Source data
=====
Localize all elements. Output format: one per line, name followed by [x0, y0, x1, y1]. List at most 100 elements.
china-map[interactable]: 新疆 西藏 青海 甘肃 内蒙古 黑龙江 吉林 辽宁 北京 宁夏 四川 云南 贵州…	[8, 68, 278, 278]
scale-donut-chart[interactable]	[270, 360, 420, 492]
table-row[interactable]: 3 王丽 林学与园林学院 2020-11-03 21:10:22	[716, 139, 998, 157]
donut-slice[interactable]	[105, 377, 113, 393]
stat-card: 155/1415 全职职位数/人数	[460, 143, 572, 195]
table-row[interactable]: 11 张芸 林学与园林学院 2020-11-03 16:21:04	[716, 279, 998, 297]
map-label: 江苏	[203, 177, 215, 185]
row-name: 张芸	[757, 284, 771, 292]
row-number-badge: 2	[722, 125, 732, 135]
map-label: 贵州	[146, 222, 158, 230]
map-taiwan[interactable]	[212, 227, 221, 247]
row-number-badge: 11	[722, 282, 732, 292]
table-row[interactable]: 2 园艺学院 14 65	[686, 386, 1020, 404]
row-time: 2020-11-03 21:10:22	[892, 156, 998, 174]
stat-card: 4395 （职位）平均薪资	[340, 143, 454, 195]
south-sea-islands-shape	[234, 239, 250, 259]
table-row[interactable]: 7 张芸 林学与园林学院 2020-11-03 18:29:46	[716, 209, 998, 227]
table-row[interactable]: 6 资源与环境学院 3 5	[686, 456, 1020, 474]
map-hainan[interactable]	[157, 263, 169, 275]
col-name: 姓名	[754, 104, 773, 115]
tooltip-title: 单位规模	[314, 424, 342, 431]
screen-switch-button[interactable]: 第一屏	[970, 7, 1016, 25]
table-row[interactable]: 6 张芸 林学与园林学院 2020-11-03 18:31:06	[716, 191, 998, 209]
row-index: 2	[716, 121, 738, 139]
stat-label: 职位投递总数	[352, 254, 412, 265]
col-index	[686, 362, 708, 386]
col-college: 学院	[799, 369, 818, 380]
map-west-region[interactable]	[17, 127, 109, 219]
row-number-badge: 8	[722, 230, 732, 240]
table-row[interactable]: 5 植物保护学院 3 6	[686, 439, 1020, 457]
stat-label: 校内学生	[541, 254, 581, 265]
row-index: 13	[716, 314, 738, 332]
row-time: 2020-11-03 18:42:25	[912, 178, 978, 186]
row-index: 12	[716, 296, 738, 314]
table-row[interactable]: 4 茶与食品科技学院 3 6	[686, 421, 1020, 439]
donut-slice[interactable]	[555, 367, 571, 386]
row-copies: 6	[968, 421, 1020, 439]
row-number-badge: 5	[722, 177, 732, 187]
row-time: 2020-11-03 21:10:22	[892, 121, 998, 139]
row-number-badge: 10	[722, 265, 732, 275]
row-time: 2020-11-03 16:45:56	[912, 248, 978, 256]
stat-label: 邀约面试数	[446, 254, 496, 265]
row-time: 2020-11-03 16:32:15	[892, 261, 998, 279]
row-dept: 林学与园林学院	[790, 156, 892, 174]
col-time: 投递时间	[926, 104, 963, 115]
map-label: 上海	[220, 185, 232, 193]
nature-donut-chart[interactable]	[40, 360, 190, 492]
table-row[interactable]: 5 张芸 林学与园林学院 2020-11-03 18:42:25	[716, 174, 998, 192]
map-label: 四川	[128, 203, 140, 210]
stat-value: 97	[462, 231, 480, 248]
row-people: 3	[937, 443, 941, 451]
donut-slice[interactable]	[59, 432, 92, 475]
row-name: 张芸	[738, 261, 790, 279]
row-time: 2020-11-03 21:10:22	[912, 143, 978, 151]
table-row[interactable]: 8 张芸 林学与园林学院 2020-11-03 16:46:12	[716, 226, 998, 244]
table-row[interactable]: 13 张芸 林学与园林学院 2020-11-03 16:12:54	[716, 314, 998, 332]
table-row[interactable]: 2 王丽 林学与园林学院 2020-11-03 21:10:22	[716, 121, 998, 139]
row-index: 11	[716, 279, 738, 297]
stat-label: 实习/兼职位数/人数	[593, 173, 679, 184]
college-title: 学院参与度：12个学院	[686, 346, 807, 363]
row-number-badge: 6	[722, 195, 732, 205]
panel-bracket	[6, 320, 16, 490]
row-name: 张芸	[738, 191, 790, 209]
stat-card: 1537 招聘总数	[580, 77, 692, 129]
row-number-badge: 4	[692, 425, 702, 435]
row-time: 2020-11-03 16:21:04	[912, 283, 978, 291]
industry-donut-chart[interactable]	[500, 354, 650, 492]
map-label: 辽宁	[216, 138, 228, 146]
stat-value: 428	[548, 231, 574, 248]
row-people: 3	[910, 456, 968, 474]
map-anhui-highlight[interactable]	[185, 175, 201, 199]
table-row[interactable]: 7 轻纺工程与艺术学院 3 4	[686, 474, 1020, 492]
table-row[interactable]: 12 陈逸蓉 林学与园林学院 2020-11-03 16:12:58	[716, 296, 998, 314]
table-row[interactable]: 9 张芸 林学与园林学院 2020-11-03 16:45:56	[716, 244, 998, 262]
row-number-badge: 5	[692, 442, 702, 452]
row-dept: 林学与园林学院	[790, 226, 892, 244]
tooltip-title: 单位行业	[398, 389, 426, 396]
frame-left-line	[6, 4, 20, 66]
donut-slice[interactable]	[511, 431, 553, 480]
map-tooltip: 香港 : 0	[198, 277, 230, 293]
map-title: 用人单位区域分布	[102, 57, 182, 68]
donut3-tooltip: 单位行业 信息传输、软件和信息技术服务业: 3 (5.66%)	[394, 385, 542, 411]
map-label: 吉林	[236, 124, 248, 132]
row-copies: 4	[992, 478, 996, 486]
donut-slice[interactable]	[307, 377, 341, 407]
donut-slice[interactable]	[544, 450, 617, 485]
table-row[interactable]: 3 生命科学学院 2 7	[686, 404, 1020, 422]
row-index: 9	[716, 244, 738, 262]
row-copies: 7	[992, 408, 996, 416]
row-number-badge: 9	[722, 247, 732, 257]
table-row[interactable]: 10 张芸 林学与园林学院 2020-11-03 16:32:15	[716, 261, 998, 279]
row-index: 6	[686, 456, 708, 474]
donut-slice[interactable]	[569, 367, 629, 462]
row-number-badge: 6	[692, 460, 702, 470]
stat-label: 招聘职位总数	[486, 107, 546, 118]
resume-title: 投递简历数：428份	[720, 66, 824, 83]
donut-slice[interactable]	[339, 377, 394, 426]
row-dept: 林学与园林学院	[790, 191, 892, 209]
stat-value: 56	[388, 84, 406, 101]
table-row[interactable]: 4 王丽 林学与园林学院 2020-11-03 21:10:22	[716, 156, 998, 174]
=====
- _Exercise_
Reproduce, without any change, the lines from the start of the records through the line containing "table-row[interactable]: 3 王丽".

- _Complete answer_
Localize all elements. Output format: one per line, name followed by [x0, y0, x1, y1]. List at most 100 elements.
china-map[interactable]: 新疆 西藏 青海 甘肃 内蒙古 黑龙江 吉林 辽宁 北京 宁夏 四川 云南 贵州…	[8, 68, 278, 278]
scale-donut-chart[interactable]	[270, 360, 420, 492]
table-row[interactable]: 3 王丽 林学与园林学院 2020-11-03 21:10:22	[716, 139, 998, 157]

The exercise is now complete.